#### Dataset records
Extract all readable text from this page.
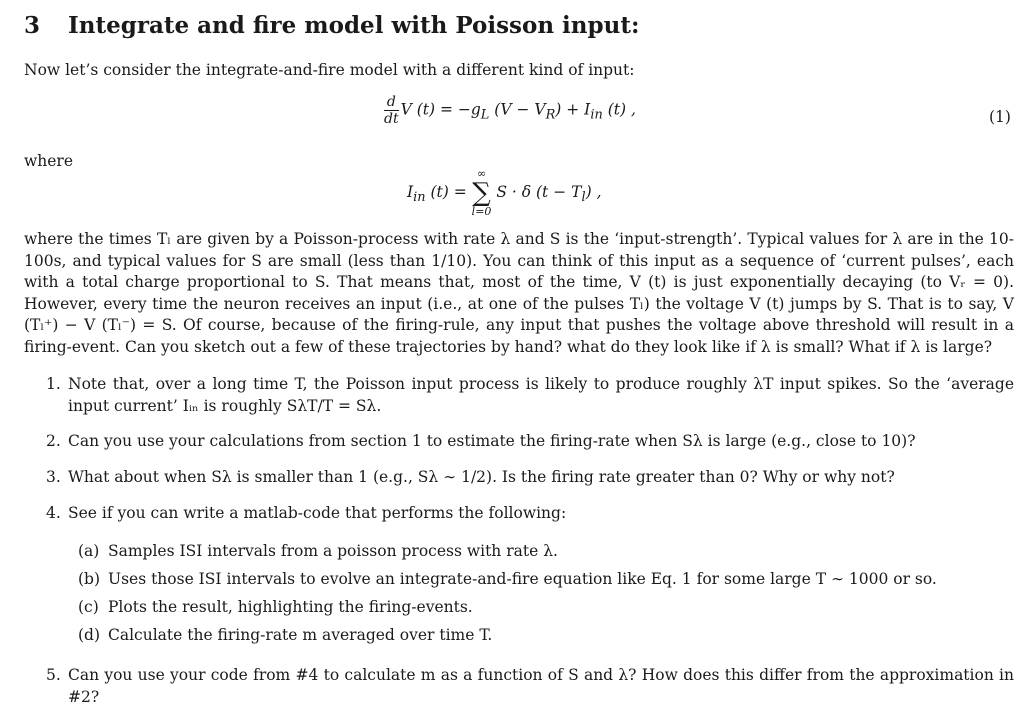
3 Integrate and fire model with Poisson input:
Now let’s consider the integrate-and-fire model with a different kind of input:
$\frac{d}{dt}$ V $(t) = -g_L$ $(V - V_R) + I_{in}$ (t) ,	(1)
where
$I_{in}$ (t) =
∞
∑
l=0
S · δ $(t - T_l)$ ,
where the times Tₗ are given by a Poisson-process with rate λ and S is the ‘input-strength’. Typical values for λ are in the 10-100s, and typical values for S are small (less than 1/10). You can think of this input as a sequence of ‘current pulses’, each with a total charge proportional to S. That means that, most of the time, V (t) is just exponentially decaying (to Vᵣ = 0). However, every time the neuron receives an input (i.e., at one of the pulses Tₗ) the voltage V (t) jumps by S. That is to say, V (Tₗ⁺) − V (Tₗ⁻) = S. Of course, because of the firing-rule, any input that pushes the voltage above threshold will result in a firing-event. Can you sketch out a few of these trajectories by hand? what do they look like if λ is small? What if λ is large?
1. Note that, over a long time T, the Poisson input process is likely to produce roughly λT input spikes. So the ‘average input current’ Iᵢₙ is roughly SλT/T = Sλ.
2. Can you use your calculations from section 1 to estimate the firing-rate when Sλ is large (e.g., close to 10)?
3. What about when Sλ is smaller than 1 (e.g., Sλ ∼ 1/2). Is the firing rate greater than 0? Why or why not?
4. See if you can write a matlab-code that performs the following:
(a) Samples ISI intervals from a poisson process with rate λ.
(b) Uses those ISI intervals to evolve an integrate-and-fire equation like Eq. 1 for some large T ∼ 1000 or so.
(c) Plots the result, highlighting the firing-events.
(d) Calculate the firing-rate m averaged over time T.
5. Can you use your code from #4 to calculate m as a function of S and λ? How does this differ from the approximation in #2?
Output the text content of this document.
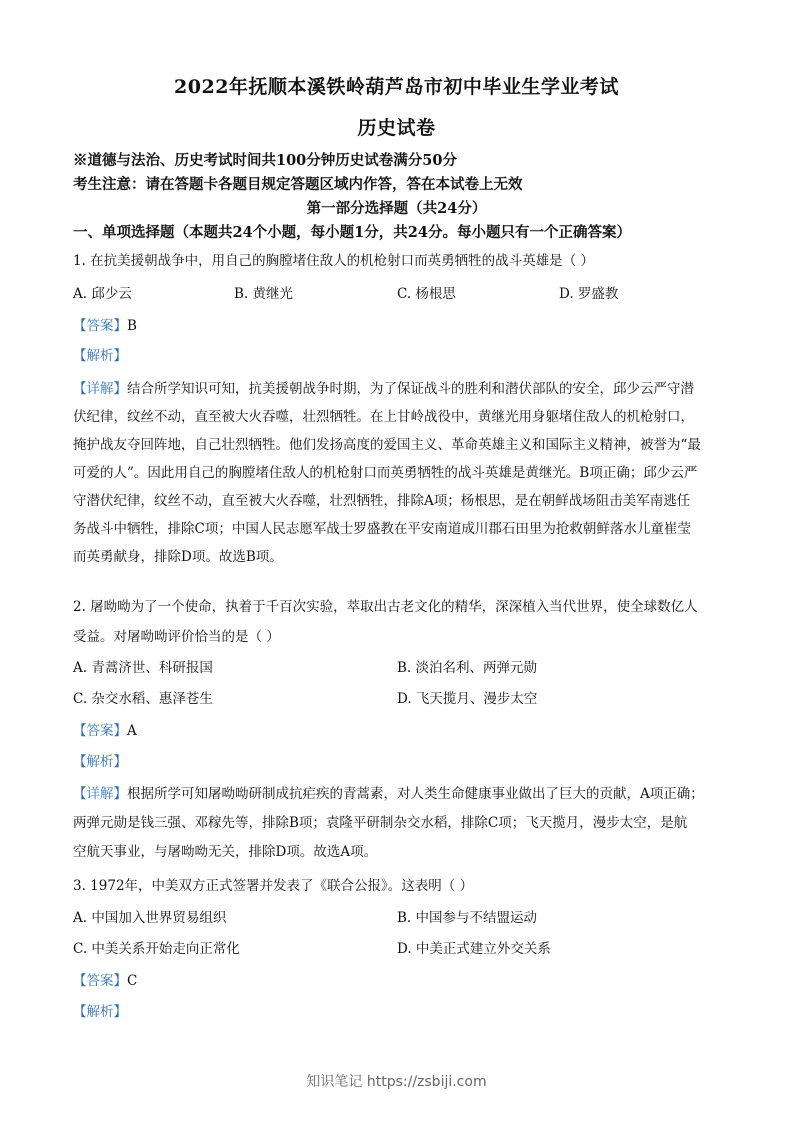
2022年抚顺本溪铁岭葫芦岛市初中毕业生学业考试
历史试卷
※道德与法治、历史考试时间共100分钟历史试卷满分50分
考生注意：请在答题卡各题目规定答题区域内作答，答在本试卷上无效
第一部分选择题（共24分）
一、单项选择题（本题共24个小题，每小题1分，共24分。每小题只有一个正确答案）
1. 在抗美援朝战争中，用自己的胸膛堵住敌人的机枪射口而英勇牺牲的战斗英雄是（ ）
A. 邱少云	B. 黄继光	C. 杨根思	D. 罗盛教
【答案】B
【解析】
【详解】结合所学知识可知，抗美援朝战争时期，为了保证战斗的胜利和潜伏部队的安全，邱少云严守潜
伏纪律，纹丝不动，直至被大火吞噬，壮烈牺牲。在上甘岭战役中，黄继光用身躯堵住敌人的机枪射口，
掩护战友夺回阵地，自己壮烈牺牲。他们发扬高度的爱国主义、革命英雄主义和国际主义精神，被誉为“最
可爱的人”。因此用自己的胸膛堵住敌人的机枪射口而英勇牺牲的战斗英雄是黄继光。B项正确；邱少云严
守潜伏纪律，纹丝不动，直至被大火吞噬，壮烈牺牲，排除A项；杨根思，是在朝鲜战场阻击美军南逃任
务战斗中牺牲，排除C项；中国人民志愿军战士罗盛教在平安南道成川郡石田里为抢救朝鲜落水儿童崔莹
而英勇献身，排除D项。故选B项。
2. 屠呦呦为了一个使命，执着于千百次实验，萃取出古老文化的精华，深深植入当代世界，使全球数亿人
受益。对屠呦呦评价恰当的是（ ）
A. 青蒿济世、科研报国	B. 淡泊名利、两弹元勋
C. 杂交水稻、惠泽苍生	D. 飞天揽月、漫步太空
【答案】A
【解析】
【详解】根据所学可知屠呦呦研制成抗疟疾的青蒿素，对人类生命健康事业做出了巨大的贡献，A项正确；
两弹元勋是钱三强、邓稼先等，排除B项；袁隆平研制杂交水稻，排除C项；飞天揽月，漫步太空，是航
空航天事业，与屠呦呦无关，排除D项。故选A项。
3. 1972年，中美双方正式签署并发表了《联合公报》。这表明（ ）
A. 中国加入世界贸易组织	B. 中国参与不结盟运动
C. 中美关系开始走向正常化	D. 中美正式建立外交关系
【答案】C
【解析】
知识笔记 https://zsbiji.com
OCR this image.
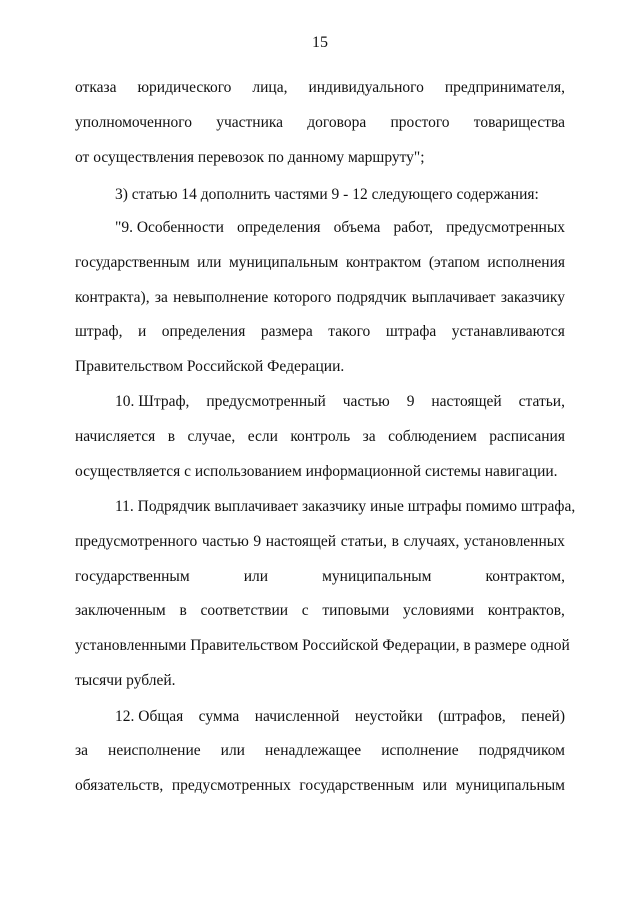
15
отказа юридического лица, индивидуального предпринимателя,
уполномоченного участника договора простого товарищества
от осуществления перевозок по данному маршруту";
3) статью 14 дополнить частями 9 - 12 следующего содержания:
"9. Особенности определения объема работ, предусмотренных
государственным или муниципальным контрактом (этапом исполнения
контракта), за невыполнение которого подрядчик выплачивает заказчику
штраф, и определения размера такого штрафа устанавливаются
Правительством Российской Федерации.
10. Штраф, предусмотренный частью 9 настоящей статьи,
начисляется в случае, если контроль за соблюдением расписания
осуществляется с использованием информационной системы навигации.
11. Подрядчик выплачивает заказчику иные штрафы помимо штрафа,
предусмотренного частью 9 настоящей статьи, в случаях, установленных
государственным	или	муниципальным	контрактом,
заключенным в соответствии с типовыми условиями контрактов,
установленными Правительством Российской Федерации, в размере одной
тысячи рублей.
12. Общая сумма начисленной неустойки (штрафов, пеней)
за неисполнение или ненадлежащее исполнение подрядчиком
обязательств, предусмотренных государственным или муниципальным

#### Work to be completed
Repeat the material verbatim. Do not carry over any picture.

#### Solution to this problem
Extract all readable text from this page.
3 Integrate and fire model with Poisson input:
Now let’s consider the integrate-and-fire model with a different kind of input:
$\frac{d}{dt}$ V $(t) = -g_L$ $(V - V_R) + I_{in}$ (t) ,	(1)
where
$I_{in}$ (t) =
∞
∑
l=0
S · δ $(t - T_l)$ ,
where the times Tₗ are given by a Poisson-process with rate λ and S is the ‘input-strength’. Typical values for λ are in the 10-100s, and typical values for S are small (less than 1/10). You can think of this input as a sequence of ‘current pulses’, each with a total charge proportional to S. That means that, most of the time, V (t) is just exponentially decaying (to Vᵣ = 0). However, every time the neuron receives an input (i.e., at one of the pulses Tₗ) the voltage V (t) jumps by S. That is to say, V (Tₗ⁺) − V (Tₗ⁻) = S. Of course, because of the firing-rule, any input that pushes the voltage above threshold will result in a firing-event. Can you sketch out a few of these trajectories by hand? what do they look like if λ is small? What if λ is large?
1. Note that, over a long time T, the Poisson input process is likely to produce roughly λT input spikes. So the ‘average input current’ Iᵢₙ is roughly SλT/T = Sλ.
2. Can you use your calculations from section 1 to estimate the firing-rate when Sλ is large (e.g., close to 10)?
3. What about when Sλ is smaller than 1 (e.g., Sλ ∼ 1/2). Is the firing rate greater than 0? Why or why not?
4. See if you can write a matlab-code that performs the following:
(a) Samples ISI intervals from a poisson process with rate λ.
(b) Uses those ISI intervals to evolve an integrate-and-fire equation like Eq. 1 for some large T ∼ 1000 or so.
(c) Plots the result, highlighting the firing-events.
(d) Calculate the firing-rate m averaged over time T.
5. Can you use your code from #4 to calculate m as a function of S and λ? How does this differ from the approximation in #2?
Output the text content of this document.
2022年抚顺本溪铁岭葫芦岛市初中毕业生学业考试
历史试卷
※道德与法治、历史考试时间共100分钟历史试卷满分50分
考生注意：请在答题卡各题目规定答题区域内作答，答在本试卷上无效
第一部分选择题（共24分）
一、单项选择题（本题共24个小题，每小题1分，共24分。每小题只有一个正确答案）
1. 在抗美援朝战争中，用自己的胸膛堵住敌人的机枪射口而英勇牺牲的战斗英雄是（ ）
A. 邱少云	B. 黄继光	C. 杨根思	D. 罗盛教
【答案】B
【解析】
【详解】结合所学知识可知，抗美援朝战争时期，为了保证战斗的胜利和潜伏部队的安全，邱少云严守潜
伏纪律，纹丝不动，直至被大火吞噬，壮烈牺牲。在上甘岭战役中，黄继光用身躯堵住敌人的机枪射口，
掩护战友夺回阵地，自己壮烈牺牲。他们发扬高度的爱国主义、革命英雄主义和国际主义精神，被誉为“最
可爱的人”。因此用自己的胸膛堵住敌人的机枪射口而英勇牺牲的战斗英雄是黄继光。B项正确；邱少云严
守潜伏纪律，纹丝不动，直至被大火吞噬，壮烈牺牲，排除A项；杨根思，是在朝鲜战场阻击美军南逃任
务战斗中牺牲，排除C项；中国人民志愿军战士罗盛教在平安南道成川郡石田里为抢救朝鲜落水儿童崔莹
而英勇献身，排除D项。故选B项。
2. 屠呦呦为了一个使命，执着于千百次实验，萃取出古老文化的精华，深深植入当代世界，使全球数亿人
受益。对屠呦呦评价恰当的是（ ）
A. 青蒿济世、科研报国	B. 淡泊名利、两弹元勋
C. 杂交水稻、惠泽苍生	D. 飞天揽月、漫步太空
【答案】A
【解析】
【详解】根据所学可知屠呦呦研制成抗疟疾的青蒿素，对人类生命健康事业做出了巨大的贡献，A项正确；
两弹元勋是钱三强、邓稼先等，排除B项；袁隆平研制杂交水稻，排除C项；飞天揽月，漫步太空，是航
空航天事业，与屠呦呦无关，排除D项。故选A项。
3. 1972年，中美双方正式签署并发表了《联合公报》。这表明（ ）
A. 中国加入世界贸易组织	B. 中国参与不结盟运动
C. 中美关系开始走向正常化	D. 中美正式建立外交关系
【答案】C
【解析】
知识笔记 https://zsbiji.com
OCR this image.
15
отказа юридического лица, индивидуального предпринимателя,
уполномоченного участника договора простого товарищества
от осуществления перевозок по данному маршруту";
3) статью 14 дополнить частями 9 - 12 следующего содержания:
"9. Особенности определения объема работ, предусмотренных
государственным или муниципальным контрактом (этапом исполнения
контракта), за невыполнение которого подрядчик выплачивает заказчику
штраф, и определения размера такого штрафа устанавливаются
Правительством Российской Федерации.
10. Штраф, предусмотренный частью 9 настоящей статьи,
начисляется в случае, если контроль за соблюдением расписания
осуществляется с использованием информационной системы навигации.
11. Подрядчик выплачивает заказчику иные штрафы помимо штрафа,
предусмотренного частью 9 настоящей статьи, в случаях, установленных
государственным	или	муниципальным	контрактом,
заключенным в соответствии с типовыми условиями контрактов,
установленными Правительством Российской Федерации, в размере одной
тысячи рублей.
12. Общая сумма начисленной неустойки (штрафов, пеней)
за неисполнение или ненадлежащее исполнение подрядчиком
обязательств, предусмотренных государственным или муниципальным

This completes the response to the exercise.